__Stated problem__. Print each line of the listing once more, precisely as given.

===== Material for this exercise =====

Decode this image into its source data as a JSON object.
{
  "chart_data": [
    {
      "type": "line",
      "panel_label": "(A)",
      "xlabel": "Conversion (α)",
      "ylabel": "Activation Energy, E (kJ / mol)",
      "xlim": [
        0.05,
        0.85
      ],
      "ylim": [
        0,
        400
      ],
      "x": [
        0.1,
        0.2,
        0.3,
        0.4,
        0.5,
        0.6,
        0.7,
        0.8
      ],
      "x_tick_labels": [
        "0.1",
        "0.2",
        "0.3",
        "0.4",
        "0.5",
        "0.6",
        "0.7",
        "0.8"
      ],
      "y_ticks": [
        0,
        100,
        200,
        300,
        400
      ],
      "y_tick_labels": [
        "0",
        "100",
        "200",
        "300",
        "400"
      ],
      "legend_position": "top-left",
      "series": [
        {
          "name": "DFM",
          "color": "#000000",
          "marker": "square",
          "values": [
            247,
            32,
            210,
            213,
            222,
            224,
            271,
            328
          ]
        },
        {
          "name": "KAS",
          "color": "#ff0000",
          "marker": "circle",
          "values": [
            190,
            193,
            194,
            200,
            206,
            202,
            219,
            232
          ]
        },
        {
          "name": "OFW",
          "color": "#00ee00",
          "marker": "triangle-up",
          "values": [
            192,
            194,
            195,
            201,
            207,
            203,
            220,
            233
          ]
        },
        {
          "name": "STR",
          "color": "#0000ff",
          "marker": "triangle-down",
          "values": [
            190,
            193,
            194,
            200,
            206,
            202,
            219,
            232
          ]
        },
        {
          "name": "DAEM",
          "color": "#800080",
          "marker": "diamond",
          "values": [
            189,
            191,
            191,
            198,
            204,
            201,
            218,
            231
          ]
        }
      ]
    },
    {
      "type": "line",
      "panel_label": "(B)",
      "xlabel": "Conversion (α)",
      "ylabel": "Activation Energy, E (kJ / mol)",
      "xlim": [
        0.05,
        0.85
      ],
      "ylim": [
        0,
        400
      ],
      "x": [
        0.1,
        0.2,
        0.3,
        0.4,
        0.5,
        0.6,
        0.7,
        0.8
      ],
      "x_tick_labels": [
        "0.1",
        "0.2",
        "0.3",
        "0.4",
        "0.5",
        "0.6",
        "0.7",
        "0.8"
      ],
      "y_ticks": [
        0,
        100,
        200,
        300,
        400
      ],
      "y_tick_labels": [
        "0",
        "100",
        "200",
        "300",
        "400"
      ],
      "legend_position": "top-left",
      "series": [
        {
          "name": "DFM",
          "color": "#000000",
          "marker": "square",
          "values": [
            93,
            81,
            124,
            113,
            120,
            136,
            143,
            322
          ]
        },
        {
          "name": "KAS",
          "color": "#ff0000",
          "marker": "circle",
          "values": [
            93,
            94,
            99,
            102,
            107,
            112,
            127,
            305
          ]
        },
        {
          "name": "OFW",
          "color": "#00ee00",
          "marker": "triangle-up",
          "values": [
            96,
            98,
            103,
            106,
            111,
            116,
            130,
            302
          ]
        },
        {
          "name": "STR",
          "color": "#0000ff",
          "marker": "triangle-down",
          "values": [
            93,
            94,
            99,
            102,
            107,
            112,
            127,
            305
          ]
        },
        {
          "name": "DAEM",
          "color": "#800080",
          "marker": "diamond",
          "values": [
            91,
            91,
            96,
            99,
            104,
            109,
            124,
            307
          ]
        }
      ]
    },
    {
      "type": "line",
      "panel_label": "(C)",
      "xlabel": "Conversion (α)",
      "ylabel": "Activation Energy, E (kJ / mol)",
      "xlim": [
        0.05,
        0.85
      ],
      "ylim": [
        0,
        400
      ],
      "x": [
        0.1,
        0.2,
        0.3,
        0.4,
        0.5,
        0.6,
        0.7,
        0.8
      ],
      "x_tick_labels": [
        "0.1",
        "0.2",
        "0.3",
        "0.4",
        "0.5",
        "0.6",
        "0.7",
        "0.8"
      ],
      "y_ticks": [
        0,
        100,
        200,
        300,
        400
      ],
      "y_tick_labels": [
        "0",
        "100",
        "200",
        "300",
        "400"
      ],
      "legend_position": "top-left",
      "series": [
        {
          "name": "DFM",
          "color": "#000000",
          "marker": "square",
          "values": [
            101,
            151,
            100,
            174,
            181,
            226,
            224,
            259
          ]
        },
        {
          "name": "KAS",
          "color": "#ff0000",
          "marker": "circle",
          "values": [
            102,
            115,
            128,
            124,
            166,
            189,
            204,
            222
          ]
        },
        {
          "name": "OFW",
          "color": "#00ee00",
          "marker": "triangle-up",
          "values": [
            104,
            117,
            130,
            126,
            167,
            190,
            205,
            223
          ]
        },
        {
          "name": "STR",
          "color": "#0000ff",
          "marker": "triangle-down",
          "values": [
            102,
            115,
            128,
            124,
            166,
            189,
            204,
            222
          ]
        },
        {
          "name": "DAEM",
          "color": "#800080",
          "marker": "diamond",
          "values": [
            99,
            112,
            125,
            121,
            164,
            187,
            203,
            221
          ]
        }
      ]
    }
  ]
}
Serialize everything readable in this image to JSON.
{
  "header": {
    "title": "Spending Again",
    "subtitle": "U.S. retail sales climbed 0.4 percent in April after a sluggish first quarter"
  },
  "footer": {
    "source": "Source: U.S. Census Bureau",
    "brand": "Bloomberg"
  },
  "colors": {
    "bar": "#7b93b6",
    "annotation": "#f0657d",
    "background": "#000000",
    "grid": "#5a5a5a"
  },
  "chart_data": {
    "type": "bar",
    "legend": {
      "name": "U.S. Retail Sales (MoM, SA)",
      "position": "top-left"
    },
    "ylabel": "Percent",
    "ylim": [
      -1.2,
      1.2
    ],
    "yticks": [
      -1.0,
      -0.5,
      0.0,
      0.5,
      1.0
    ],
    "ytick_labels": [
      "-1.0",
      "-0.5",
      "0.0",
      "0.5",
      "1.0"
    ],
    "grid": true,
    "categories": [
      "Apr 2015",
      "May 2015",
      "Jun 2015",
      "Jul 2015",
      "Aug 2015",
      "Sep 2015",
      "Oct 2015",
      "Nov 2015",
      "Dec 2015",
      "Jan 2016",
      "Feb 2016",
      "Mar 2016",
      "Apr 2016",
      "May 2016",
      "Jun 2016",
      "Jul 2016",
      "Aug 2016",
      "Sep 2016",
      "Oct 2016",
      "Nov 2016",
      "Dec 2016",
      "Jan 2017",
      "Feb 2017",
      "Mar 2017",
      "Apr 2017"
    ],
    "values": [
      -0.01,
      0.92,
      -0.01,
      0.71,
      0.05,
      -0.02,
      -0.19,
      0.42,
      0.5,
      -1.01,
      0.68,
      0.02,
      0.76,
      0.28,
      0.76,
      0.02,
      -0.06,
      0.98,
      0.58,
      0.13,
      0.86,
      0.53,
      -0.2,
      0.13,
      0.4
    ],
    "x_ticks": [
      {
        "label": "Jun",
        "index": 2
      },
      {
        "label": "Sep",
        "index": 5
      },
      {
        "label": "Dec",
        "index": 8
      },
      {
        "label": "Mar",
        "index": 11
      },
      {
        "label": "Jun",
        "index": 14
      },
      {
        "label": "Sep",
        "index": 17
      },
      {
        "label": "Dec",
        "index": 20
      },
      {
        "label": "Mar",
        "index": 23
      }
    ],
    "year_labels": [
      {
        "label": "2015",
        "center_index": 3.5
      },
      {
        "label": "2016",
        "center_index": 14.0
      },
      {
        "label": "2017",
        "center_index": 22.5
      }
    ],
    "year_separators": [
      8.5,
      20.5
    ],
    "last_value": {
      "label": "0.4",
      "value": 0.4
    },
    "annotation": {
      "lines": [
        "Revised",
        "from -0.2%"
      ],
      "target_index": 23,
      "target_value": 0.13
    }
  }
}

=====

__Output below__.
Decode this image into its source data as a JSON object.
{
  "chart_data": [
    {
      "type": "line",
      "panel_label": "(A)",
      "xlabel": "Conversion (α)",
      "ylabel": "Activation Energy, E (kJ / mol)",
      "xlim": [
        0.05,
        0.85
      ],
      "ylim": [
        0,
        400
      ],
      "x": [
        0.1,
        0.2,
        0.3,
        0.4,
        0.5,
        0.6,
        0.7,
        0.8
      ],
      "x_tick_labels": [
        "0.1",
        "0.2",
        "0.3",
        "0.4",
        "0.5",
        "0.6",
        "0.7",
        "0.8"
      ],
      "y_ticks": [
        0,
        100,
        200,
        300,
        400
      ],
      "y_tick_labels": [
        "0",
        "100",
        "200",
        "300",
        "400"
      ],
      "legend_position": "top-left",
      "series": [
        {
          "name": "DFM",
          "color": "#000000",
          "marker": "square",
          "values": [
            247,
            32,
            210,
            213,
            222,
            224,
            271,
            328
          ]
        },
        {
          "name": "KAS",
          "color": "#ff0000",
          "marker": "circle",
          "values": [
            190,
            193,
            194,
            200,
            206,
            202,
            219,
            232
          ]
        },
        {
          "name": "OFW",
          "color": "#00ee00",
          "marker": "triangle-up",
          "values": [
            192,
            194,
            195,
            201,
            207,
            203,
            220,
            233
          ]
        },
        {
          "name": "STR",
          "color": "#0000ff",
          "marker": "triangle-down",
          "values": [
            190,
            193,
            194,
            200,
            206,
            202,
            219,
            232
          ]
        },
        {
          "name": "DAEM",
          "color": "#800080",
          "marker": "diamond",
          "values": [
            189,
            191,
            191,
            198,
            204,
            201,
            218,
            231
          ]
        }
      ]
    },
    {
      "type": "line",
      "panel_label": "(B)",
      "xlabel": "Conversion (α)",
      "ylabel": "Activation Energy, E (kJ / mol)",
      "xlim": [
        0.05,
        0.85
      ],
      "ylim": [
        0,
        400
      ],
      "x": [
        0.1,
        0.2,
        0.3,
        0.4,
        0.5,
        0.6,
        0.7,
        0.8
      ],
      "x_tick_labels": [
        "0.1",
        "0.2",
        "0.3",
        "0.4",
        "0.5",
        "0.6",
        "0.7",
        "0.8"
      ],
      "y_ticks": [
        0,
        100,
        200,
        300,
        400
      ],
      "y_tick_labels": [
        "0",
        "100",
        "200",
        "300",
        "400"
      ],
      "legend_position": "top-left",
      "series": [
        {
          "name": "DFM",
          "color": "#000000",
          "marker": "square",
          "values": [
            93,
            81,
            124,
            113,
            120,
            136,
            143,
            322
          ]
        },
        {
          "name": "KAS",
          "color": "#ff0000",
          "marker": "circle",
          "values": [
            93,
            94,
            99,
            102,
            107,
            112,
            127,
            305
          ]
        },
        {
          "name": "OFW",
          "color": "#00ee00",
          "marker": "triangle-up",
          "values": [
            96,
            98,
            103,
            106,
            111,
            116,
            130,
            302
          ]
        },
        {
          "name": "STR",
          "color": "#0000ff",
          "marker": "triangle-down",
          "values": [
            93,
            94,
            99,
            102,
            107,
            112,
            127,
            305
          ]
        },
        {
          "name": "DAEM",
          "color": "#800080",
          "marker": "diamond",
          "values": [
            91,
            91,
            96,
            99,
            104,
            109,
            124,
            307
          ]
        }
      ]
    },
    {
      "type": "line",
      "panel_label": "(C)",
      "xlabel": "Conversion (α)",
      "ylabel": "Activation Energy, E (kJ / mol)",
      "xlim": [
        0.05,
        0.85
      ],
      "ylim": [
        0,
        400
      ],
      "x": [
        0.1,
        0.2,
        0.3,
        0.4,
        0.5,
        0.6,
        0.7,
        0.8
      ],
      "x_tick_labels": [
        "0.1",
        "0.2",
        "0.3",
        "0.4",
        "0.5",
        "0.6",
        "0.7",
        "0.8"
      ],
      "y_ticks": [
        0,
        100,
        200,
        300,
        400
      ],
      "y_tick_labels": [
        "0",
        "100",
        "200",
        "300",
        "400"
      ],
      "legend_position": "top-left",
      "series": [
        {
          "name": "DFM",
          "color": "#000000",
          "marker": "square",
          "values": [
            101,
            151,
            100,
            174,
            181,
            226,
            224,
            259
          ]
        },
        {
          "name": "KAS",
          "color": "#ff0000",
          "marker": "circle",
          "values": [
            102,
            115,
            128,
            124,
            166,
            189,
            204,
            222
          ]
        },
        {
          "name": "OFW",
          "color": "#00ee00",
          "marker": "triangle-up",
          "values": [
            104,
            117,
            130,
            126,
            167,
            190,
            205,
            223
          ]
        },
        {
          "name": "STR",
          "color": "#0000ff",
          "marker": "triangle-down",
          "values": [
            102,
            115,
            128,
            124,
            166,
            189,
            204,
            222
          ]
        },
        {
          "name": "DAEM",
          "color": "#800080",
          "marker": "diamond",
          "values": [
            99,
            112,
            125,
            121,
            164,
            187,
            203,
            221
          ]
        }
      ]
    }
  ]
}
Serialize everything readable in this image to JSON.
{
  "header": {
    "title": "Spending Again",
    "subtitle": "U.S. retail sales climbed 0.4 percent in April after a sluggish first quarter"
  },
  "footer": {
    "source": "Source: U.S. Census Bureau",
    "brand": "Bloomberg"
  },
  "colors": {
    "bar": "#7b93b6",
    "annotation": "#f0657d",
    "background": "#000000",
    "grid": "#5a5a5a"
  },
  "chart_data": {
    "type": "bar",
    "legend": {
      "name": "U.S. Retail Sales (MoM, SA)",
      "position": "top-left"
    },
    "ylabel": "Percent",
    "ylim": [
      -1.2,
      1.2
    ],
    "yticks": [
      -1.0,
      -0.5,
      0.0,
      0.5,
      1.0
    ],
    "ytick_labels": [
      "-1.0",
      "-0.5",
      "0.0",
      "0.5",
      "1.0"
    ],
    "grid": true,
    "categories": [
      "Apr 2015",
      "May 2015",
      "Jun 2015",
      "Jul 2015",
      "Aug 2015",
      "Sep 2015",
      "Oct 2015",
      "Nov 2015",
      "Dec 2015",
      "Jan 2016",
      "Feb 2016",
      "Mar 2016",
      "Apr 2016",
      "May 2016",
      "Jun 2016",
      "Jul 2016",
      "Aug 2016",
      "Sep 2016",
      "Oct 2016",
      "Nov 2016",
      "Dec 2016",
      "Jan 2017",
      "Feb 2017",
      "Mar 2017",
      "Apr 2017"
    ],
    "values": [
      -0.01,
      0.92,
      -0.01,
      0.71,
      0.05,
      -0.02,
      -0.19,
      0.42,
      0.5,
      -1.01,
      0.68,
      0.02,
      0.76,
      0.28,
      0.76,
      0.02,
      -0.06,
      0.98,
      0.58,
      0.13,
      0.86,
      0.53,
      -0.2,
      0.13,
      0.4
    ],
    "x_ticks": [
      {
        "label": "Jun",
        "index": 2
      },
      {
        "label": "Sep",
        "index": 5
      },
      {
        "label": "Dec",
        "index": 8
      },
      {
        "label": "Mar",
        "index": 11
      },
      {
        "label": "Jun",
        "index": 14
      },
      {
        "label": "Sep",
        "index": 17
      },
      {
        "label": "Dec",
        "index": 20
      },
      {
        "label": "Mar",
        "index": 23
      }
    ],
    "year_labels": [
      {
        "label": "2015",
        "center_index": 3.5
      },
      {
        "label": "2016",
        "center_index": 14.0
      },
      {
        "label": "2017",
        "center_index": 22.5
      }
    ],
    "year_separators": [
      8.5,
      20.5
    ],
    "last_value": {
      "label": "0.4",
      "value": 0.4
    },
    "annotation": {
      "lines": [
        "Revised",
        "from -0.2%"
      ],
      "target_index": 23,
      "target_value": 0.13
    }
  }
}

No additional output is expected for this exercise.